A run of records:
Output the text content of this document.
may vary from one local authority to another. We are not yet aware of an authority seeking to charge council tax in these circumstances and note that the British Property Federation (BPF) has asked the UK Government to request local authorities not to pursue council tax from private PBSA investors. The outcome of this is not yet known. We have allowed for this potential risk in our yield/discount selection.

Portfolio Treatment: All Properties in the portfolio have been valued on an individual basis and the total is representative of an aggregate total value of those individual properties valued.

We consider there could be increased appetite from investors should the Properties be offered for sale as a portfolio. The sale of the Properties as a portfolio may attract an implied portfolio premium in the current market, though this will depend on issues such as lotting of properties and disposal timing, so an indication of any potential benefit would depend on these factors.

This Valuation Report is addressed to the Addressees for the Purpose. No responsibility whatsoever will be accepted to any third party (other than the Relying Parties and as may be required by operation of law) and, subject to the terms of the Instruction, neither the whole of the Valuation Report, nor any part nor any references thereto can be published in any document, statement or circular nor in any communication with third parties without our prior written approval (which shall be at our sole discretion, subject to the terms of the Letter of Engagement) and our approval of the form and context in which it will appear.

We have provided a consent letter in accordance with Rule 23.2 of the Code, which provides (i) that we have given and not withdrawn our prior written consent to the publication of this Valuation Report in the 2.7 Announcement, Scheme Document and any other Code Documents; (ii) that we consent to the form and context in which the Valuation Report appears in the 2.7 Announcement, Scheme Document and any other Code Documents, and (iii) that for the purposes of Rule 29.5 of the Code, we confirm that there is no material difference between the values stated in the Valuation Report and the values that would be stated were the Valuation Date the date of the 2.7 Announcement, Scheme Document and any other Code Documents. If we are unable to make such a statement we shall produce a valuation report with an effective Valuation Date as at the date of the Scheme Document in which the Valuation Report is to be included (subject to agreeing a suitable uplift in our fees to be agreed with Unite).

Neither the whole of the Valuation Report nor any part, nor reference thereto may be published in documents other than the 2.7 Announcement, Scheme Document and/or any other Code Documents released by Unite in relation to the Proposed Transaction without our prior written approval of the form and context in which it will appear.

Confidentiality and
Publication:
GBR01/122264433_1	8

What the exercise asks:
Take the entries and copy them out exactly.

Task answer:
Output the text content of this document.
may vary from one local authority to another. We are not yet aware of an authority seeking to charge council tax in these circumstances and note that the British Property Federation (BPF) has asked the UK Government to request local authorities not to pursue council tax from private PBSA investors. The outcome of this is not yet known. We have allowed for this potential risk in our yield/discount selection.

Portfolio Treatment: All Properties in the portfolio have been valued on an individual basis and the total is representative of an aggregate total value of those individual properties valued.

We consider there could be increased appetite from investors should the Properties be offered for sale as a portfolio. The sale of the Properties as a portfolio may attract an implied portfolio premium in the current market, though this will depend on issues such as lotting of properties and disposal timing, so an indication of any potential benefit would depend on these factors.

This Valuation Report is addressed to the Addressees for the Purpose. No responsibility whatsoever will be accepted to any third party (other than the Relying Parties and as may be required by operation of law) and, subject to the terms of the Instruction, neither the whole of the Valuation Report, nor any part nor any references thereto can be published in any document, statement or circular nor in any communication with third parties without our prior written approval (which shall be at our sole discretion, subject to the terms of the Letter of Engagement) and our approval of the form and context in which it will appear.

We have provided a consent letter in accordance with Rule 23.2 of the Code, which provides (i) that we have given and not withdrawn our prior written consent to the publication of this Valuation Report in the 2.7 Announcement, Scheme Document and any other Code Documents; (ii) that we consent to the form and context in which the Valuation Report appears in the 2.7 Announcement, Scheme Document and any other Code Documents, and (iii) that for the purposes of Rule 29.5 of the Code, we confirm that there is no material difference between the values stated in the Valuation Report and the values that would be stated were the Valuation Date the date of the 2.7 Announcement, Scheme Document and any other Code Documents. If we are unable to make such a statement we shall produce a valuation report with an effective Valuation Date as at the date of the Scheme Document in which the Valuation Report is to be included (subject to agreeing a suitable uplift in our fees to be agreed with Unite).

Neither the whole of the Valuation Report nor any part, nor reference thereto may be published in documents other than the 2.7 Announcement, Scheme Document and/or any other Code Documents released by Unite in relation to the Proposed Transaction without our prior written approval of the form and context in which it will appear.

Confidentiality and
Publication:
GBR01/122264433_1	8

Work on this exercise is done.